Comb through the entries for "data" and pull out each line that holds it.

-- Material for this exercise start --

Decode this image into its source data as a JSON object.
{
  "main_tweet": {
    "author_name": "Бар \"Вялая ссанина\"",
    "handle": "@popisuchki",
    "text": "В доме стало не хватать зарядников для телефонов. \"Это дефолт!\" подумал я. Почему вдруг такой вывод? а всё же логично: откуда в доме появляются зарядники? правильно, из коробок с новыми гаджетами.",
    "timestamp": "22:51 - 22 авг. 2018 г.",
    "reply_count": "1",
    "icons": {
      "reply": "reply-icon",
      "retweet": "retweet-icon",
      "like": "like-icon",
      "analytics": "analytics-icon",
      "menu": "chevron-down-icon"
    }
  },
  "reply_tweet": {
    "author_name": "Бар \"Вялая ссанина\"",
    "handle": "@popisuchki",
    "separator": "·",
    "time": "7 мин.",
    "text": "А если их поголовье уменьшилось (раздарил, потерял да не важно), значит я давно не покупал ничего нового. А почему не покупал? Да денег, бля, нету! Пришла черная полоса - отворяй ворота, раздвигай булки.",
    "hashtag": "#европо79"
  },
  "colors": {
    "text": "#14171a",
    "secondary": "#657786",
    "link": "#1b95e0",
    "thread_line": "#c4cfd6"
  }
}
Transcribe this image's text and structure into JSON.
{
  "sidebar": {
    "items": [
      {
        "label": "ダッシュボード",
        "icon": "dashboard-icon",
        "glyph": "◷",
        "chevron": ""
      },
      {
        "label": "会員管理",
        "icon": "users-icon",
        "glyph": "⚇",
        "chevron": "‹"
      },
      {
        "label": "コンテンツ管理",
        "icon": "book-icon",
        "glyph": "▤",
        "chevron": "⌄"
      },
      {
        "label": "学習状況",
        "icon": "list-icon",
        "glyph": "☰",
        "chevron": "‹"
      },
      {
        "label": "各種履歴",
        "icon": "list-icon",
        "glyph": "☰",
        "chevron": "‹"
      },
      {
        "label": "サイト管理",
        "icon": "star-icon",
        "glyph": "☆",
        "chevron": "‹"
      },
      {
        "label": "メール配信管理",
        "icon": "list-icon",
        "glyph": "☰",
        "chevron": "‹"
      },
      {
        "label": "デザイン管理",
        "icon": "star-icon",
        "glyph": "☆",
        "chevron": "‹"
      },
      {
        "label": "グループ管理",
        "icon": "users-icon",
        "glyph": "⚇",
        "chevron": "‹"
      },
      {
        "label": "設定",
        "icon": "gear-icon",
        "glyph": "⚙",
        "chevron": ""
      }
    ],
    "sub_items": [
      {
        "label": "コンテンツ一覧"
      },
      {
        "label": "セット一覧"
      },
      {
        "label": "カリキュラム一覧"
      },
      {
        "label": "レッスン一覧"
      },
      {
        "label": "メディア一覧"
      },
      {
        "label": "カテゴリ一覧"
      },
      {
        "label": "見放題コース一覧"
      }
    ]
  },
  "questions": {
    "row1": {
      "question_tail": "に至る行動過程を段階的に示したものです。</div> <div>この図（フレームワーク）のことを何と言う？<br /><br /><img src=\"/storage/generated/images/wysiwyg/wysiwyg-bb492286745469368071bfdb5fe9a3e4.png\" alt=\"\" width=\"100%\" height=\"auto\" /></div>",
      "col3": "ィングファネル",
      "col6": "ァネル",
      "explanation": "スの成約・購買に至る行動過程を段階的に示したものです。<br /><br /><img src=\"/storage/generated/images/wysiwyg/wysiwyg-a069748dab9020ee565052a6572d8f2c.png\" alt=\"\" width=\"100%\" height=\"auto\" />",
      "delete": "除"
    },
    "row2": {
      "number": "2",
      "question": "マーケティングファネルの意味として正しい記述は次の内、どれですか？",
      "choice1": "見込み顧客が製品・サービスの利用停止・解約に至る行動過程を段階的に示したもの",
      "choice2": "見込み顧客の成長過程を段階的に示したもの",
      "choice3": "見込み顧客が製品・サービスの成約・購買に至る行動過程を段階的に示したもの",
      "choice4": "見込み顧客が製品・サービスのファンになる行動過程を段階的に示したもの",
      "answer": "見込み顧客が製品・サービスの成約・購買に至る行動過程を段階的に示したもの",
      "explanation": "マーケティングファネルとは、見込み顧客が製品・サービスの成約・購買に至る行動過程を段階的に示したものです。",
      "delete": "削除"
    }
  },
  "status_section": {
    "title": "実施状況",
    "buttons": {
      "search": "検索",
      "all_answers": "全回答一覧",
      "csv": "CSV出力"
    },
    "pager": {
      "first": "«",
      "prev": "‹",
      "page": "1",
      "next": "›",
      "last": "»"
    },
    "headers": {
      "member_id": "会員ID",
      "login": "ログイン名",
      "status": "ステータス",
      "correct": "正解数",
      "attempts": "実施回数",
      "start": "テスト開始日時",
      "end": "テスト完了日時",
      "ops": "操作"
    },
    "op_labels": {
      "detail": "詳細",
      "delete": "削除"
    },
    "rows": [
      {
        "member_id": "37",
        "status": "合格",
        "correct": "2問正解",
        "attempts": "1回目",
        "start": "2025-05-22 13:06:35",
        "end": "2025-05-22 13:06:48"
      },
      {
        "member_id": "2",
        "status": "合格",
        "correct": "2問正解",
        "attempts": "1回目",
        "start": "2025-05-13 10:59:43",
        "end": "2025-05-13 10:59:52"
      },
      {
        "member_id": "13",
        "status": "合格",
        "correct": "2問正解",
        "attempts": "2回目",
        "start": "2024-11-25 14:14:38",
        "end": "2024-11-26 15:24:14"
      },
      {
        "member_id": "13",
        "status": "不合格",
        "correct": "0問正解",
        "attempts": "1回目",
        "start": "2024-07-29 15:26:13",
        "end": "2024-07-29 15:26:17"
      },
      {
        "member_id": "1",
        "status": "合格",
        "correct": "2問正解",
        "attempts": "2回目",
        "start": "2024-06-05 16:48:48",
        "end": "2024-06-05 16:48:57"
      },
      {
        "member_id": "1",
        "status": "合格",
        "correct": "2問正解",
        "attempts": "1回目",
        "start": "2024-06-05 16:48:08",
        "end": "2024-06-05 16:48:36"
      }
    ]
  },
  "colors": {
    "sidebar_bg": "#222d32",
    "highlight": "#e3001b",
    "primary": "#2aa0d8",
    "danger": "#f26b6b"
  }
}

-- Material for this exercise end --
-- Material for this exercise start --

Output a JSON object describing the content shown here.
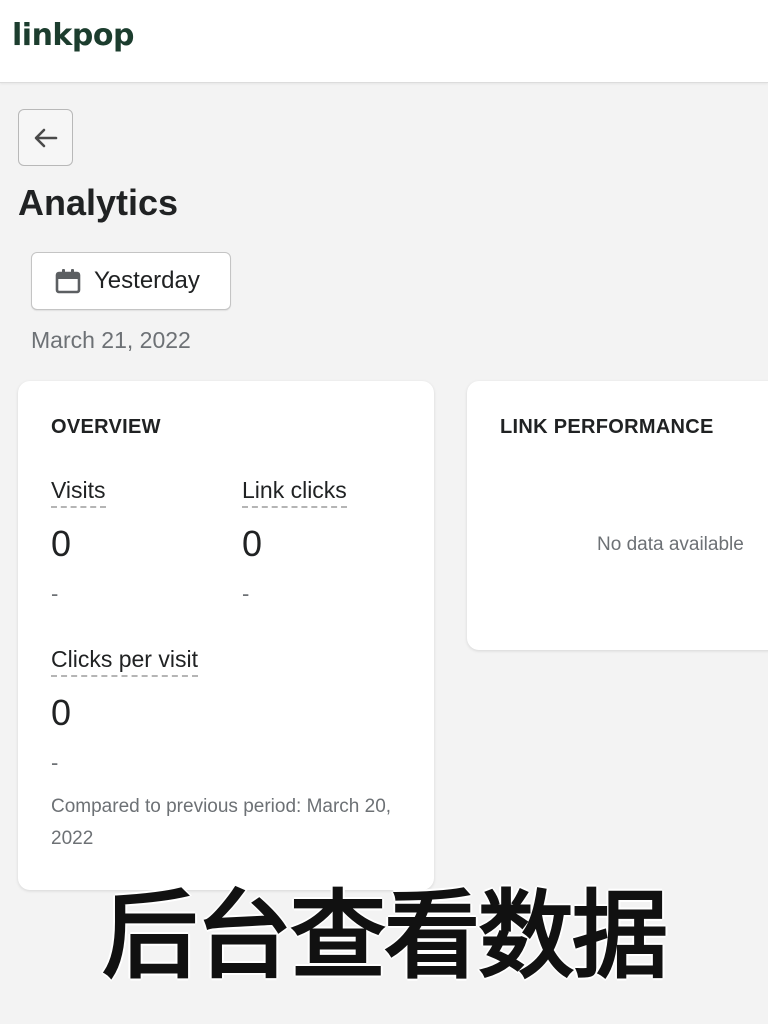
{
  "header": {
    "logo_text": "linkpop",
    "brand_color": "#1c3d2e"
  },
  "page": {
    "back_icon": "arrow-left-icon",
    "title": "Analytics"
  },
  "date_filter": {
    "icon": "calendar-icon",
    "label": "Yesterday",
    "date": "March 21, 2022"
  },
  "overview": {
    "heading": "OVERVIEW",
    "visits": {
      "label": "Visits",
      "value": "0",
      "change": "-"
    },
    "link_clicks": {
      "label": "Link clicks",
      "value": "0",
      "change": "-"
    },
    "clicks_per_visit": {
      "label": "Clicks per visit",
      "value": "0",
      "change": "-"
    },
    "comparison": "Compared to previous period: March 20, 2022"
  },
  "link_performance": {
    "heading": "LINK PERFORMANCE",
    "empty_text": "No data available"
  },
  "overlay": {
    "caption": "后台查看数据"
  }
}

-- Material for this exercise end --

**Solution for this problem:**
Decode this image into its source data as a JSON object.
    "empty_text": "No data available"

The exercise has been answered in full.